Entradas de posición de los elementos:
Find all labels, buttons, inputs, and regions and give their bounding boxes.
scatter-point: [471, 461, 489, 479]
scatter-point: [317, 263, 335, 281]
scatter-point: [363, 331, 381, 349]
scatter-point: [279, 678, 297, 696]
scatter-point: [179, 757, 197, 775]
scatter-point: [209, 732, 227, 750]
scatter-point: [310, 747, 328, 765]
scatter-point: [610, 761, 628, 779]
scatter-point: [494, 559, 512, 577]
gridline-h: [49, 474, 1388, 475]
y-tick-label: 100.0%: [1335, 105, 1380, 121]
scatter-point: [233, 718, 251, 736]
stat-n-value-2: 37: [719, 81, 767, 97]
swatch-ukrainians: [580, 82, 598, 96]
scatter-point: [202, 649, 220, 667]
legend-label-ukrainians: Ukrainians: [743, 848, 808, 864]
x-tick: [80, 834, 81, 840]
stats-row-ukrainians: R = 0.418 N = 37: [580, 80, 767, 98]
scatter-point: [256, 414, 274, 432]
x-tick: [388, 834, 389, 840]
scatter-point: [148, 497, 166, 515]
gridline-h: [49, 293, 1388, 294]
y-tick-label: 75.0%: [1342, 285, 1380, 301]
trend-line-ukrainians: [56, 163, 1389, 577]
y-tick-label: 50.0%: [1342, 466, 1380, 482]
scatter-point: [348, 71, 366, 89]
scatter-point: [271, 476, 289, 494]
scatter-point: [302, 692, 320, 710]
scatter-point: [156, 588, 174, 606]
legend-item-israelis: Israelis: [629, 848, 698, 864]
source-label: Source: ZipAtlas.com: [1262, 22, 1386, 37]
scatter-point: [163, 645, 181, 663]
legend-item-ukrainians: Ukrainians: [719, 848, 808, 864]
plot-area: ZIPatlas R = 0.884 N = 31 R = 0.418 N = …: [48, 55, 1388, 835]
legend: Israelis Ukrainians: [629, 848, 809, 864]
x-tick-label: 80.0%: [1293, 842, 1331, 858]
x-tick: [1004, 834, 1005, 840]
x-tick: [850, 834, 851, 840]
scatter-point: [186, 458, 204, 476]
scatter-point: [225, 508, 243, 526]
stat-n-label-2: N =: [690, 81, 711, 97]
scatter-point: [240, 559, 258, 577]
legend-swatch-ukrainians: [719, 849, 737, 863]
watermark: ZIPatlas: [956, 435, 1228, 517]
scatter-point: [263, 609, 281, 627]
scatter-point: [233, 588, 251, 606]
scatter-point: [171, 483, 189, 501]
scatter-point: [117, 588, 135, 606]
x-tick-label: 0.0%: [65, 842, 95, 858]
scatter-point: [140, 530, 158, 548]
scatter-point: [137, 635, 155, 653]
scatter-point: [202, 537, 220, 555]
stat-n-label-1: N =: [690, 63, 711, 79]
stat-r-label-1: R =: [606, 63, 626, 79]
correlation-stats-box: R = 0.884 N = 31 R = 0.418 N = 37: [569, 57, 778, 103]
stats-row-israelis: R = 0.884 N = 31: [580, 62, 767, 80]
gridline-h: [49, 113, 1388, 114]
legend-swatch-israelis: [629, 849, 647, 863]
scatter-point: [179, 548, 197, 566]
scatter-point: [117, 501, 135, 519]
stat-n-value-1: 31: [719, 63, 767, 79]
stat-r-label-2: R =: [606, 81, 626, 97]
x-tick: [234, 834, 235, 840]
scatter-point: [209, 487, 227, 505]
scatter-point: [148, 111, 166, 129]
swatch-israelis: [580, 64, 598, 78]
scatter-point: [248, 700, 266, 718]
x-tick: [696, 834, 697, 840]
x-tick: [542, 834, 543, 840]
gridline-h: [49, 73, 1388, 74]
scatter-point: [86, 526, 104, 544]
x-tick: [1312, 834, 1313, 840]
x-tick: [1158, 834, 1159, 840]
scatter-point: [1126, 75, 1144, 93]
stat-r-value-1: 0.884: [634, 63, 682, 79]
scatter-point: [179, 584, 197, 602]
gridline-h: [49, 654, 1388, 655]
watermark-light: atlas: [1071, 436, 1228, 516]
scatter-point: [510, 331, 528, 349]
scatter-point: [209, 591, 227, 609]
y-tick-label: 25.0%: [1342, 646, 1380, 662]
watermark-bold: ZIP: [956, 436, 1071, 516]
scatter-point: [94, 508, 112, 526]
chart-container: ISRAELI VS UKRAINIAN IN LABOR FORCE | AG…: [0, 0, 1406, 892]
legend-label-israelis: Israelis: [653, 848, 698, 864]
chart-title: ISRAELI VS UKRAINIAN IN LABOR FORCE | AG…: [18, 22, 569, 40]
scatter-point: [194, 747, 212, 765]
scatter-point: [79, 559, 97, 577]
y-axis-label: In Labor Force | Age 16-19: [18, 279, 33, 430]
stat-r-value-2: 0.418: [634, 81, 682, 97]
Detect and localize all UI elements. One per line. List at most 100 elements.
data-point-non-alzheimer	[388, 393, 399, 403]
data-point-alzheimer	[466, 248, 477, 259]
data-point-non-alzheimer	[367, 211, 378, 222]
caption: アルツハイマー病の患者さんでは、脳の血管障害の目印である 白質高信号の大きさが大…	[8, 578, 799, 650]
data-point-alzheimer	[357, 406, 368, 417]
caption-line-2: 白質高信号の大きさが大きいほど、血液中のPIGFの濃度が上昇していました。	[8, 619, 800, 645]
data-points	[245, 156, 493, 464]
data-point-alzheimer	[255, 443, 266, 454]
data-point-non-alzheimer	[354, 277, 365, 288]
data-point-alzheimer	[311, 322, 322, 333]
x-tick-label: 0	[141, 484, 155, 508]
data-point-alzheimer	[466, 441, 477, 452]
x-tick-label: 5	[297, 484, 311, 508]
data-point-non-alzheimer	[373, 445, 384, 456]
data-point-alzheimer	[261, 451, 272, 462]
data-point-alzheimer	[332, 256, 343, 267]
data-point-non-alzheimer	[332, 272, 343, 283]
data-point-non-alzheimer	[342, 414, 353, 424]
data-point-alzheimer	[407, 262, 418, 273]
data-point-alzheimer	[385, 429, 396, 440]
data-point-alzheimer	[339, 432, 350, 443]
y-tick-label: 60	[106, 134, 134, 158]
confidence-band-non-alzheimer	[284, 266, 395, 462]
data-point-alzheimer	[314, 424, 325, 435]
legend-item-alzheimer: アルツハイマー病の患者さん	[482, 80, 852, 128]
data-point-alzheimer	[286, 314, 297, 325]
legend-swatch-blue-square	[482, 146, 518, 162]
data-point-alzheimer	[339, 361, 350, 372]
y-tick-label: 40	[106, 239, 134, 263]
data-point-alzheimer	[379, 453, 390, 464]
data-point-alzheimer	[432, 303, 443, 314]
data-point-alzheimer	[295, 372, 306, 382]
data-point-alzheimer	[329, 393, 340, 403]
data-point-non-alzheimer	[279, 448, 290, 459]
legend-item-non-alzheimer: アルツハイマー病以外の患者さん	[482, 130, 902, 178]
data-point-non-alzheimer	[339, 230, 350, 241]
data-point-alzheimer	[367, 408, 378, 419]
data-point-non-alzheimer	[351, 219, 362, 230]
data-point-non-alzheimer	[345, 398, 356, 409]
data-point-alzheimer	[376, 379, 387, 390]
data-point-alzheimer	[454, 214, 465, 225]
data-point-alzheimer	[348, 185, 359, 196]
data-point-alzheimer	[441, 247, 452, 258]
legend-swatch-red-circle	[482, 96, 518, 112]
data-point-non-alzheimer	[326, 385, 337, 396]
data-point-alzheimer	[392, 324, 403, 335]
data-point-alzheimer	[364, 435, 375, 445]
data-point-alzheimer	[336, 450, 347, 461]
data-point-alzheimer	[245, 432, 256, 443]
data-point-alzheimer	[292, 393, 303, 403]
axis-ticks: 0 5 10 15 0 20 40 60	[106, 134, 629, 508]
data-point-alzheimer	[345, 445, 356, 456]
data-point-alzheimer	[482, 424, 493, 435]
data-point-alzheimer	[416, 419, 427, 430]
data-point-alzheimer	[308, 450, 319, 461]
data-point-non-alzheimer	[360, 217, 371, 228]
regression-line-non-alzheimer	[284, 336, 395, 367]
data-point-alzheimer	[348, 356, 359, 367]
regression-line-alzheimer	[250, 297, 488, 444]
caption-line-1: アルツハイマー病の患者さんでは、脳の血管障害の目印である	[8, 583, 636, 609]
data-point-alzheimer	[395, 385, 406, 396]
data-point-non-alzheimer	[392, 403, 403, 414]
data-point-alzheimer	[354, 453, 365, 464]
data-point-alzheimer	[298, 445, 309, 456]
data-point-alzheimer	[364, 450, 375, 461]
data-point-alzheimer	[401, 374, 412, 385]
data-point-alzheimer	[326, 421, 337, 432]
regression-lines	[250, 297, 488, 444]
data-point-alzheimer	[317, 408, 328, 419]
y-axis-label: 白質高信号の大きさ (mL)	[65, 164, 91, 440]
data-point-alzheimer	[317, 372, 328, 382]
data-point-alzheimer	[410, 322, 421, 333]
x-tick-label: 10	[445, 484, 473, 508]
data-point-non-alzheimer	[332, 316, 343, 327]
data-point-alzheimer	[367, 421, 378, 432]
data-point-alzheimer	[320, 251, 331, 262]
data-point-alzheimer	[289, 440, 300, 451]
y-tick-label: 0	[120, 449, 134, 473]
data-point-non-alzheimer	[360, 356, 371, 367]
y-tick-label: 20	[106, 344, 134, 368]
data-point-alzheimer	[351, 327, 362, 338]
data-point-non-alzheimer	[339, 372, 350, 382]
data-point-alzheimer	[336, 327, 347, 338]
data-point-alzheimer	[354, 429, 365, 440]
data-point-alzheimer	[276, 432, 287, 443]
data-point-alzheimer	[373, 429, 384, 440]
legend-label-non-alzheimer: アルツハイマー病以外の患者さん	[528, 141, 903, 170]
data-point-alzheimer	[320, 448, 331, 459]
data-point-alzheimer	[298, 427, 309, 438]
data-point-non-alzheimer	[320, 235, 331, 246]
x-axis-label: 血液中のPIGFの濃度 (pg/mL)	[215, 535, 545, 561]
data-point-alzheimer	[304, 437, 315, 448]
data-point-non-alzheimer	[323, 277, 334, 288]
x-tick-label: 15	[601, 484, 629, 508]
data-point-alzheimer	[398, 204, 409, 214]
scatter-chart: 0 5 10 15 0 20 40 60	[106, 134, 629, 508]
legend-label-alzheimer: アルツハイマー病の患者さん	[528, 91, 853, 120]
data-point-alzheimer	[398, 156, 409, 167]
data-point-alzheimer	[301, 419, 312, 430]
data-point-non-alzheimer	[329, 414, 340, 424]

**Objetivo del ejercicio:**
Transcribe sin ningún cambio la parte del material que empieza en su primera línea y termina en la línea que contiene "scatter-point: [279, 678, 297, 696]", con ambas incluidas.

**Respuesta:**
Find all labels, buttons, inputs, and regions and give their bounding boxes.
scatter-point: [471, 461, 489, 479]
scatter-point: [317, 263, 335, 281]
scatter-point: [363, 331, 381, 349]
scatter-point: [279, 678, 297, 696]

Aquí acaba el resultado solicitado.